═════ GIVEN DATA

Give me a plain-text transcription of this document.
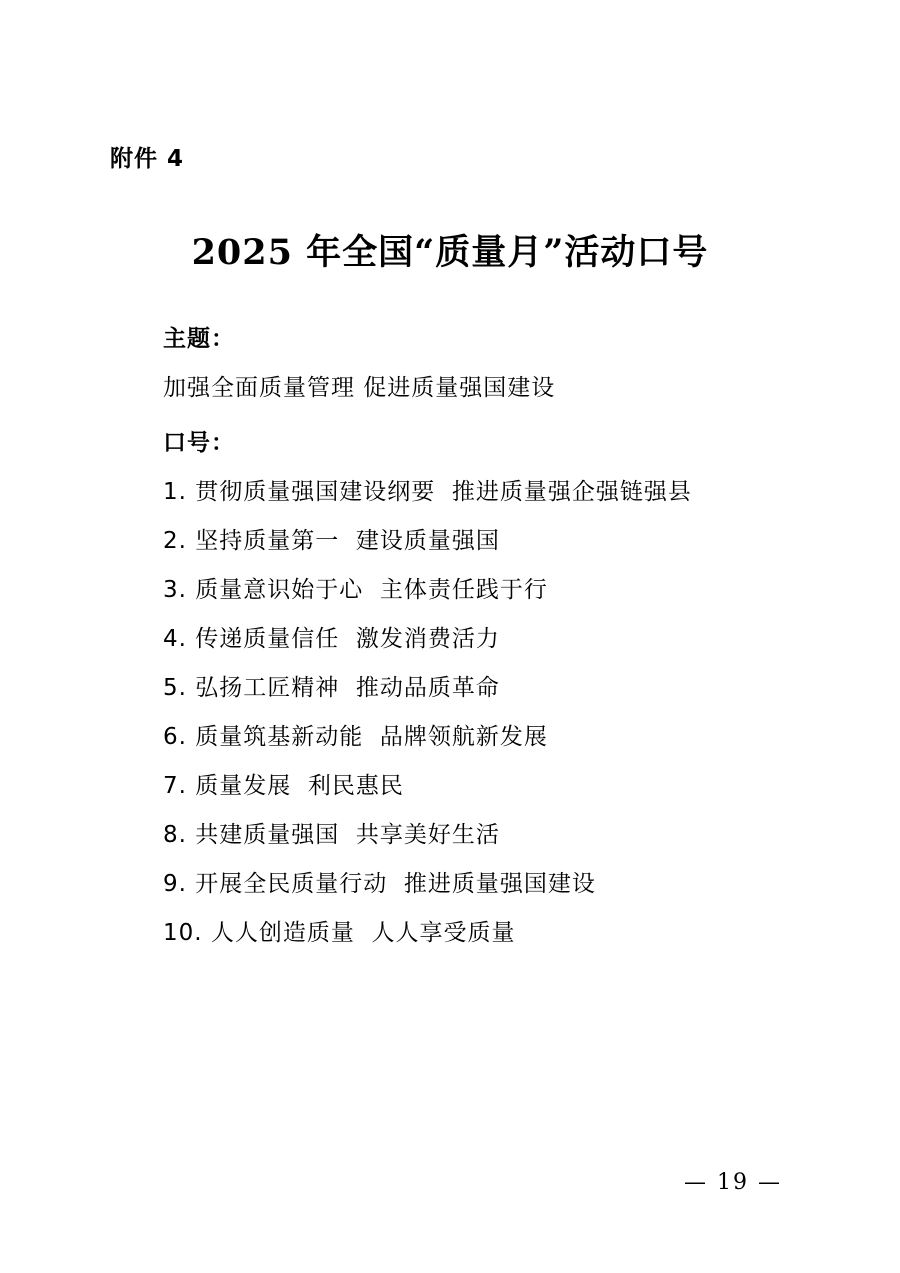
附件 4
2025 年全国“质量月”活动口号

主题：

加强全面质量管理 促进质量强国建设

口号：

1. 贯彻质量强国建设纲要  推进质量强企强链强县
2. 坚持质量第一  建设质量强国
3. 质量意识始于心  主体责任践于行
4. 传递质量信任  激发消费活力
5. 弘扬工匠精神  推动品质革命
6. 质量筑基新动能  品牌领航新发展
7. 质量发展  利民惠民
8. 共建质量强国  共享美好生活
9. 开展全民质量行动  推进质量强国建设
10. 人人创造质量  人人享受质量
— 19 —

══════════

§ WORK TO COMPLETE
Without including any pictures, output all the entries above exactly.

§ WRITTEN REPLY
Give me a plain-text transcription of this document.
附件 4
2025 年全国“质量月”活动口号

主题：

加强全面质量管理 促进质量强国建设

口号：

1. 贯彻质量强国建设纲要  推进质量强企强链强县
2. 坚持质量第一  建设质量强国
3. 质量意识始于心  主体责任践于行
4. 传递质量信任  激发消费活力
5. 弘扬工匠精神  推动品质革命
6. 质量筑基新动能  品牌领航新发展
7. 质量发展  利民惠民
8. 共建质量强国  共享美好生活
9. 开展全民质量行动  推进质量强国建设
10. 人人创造质量  人人享受质量
— 19 —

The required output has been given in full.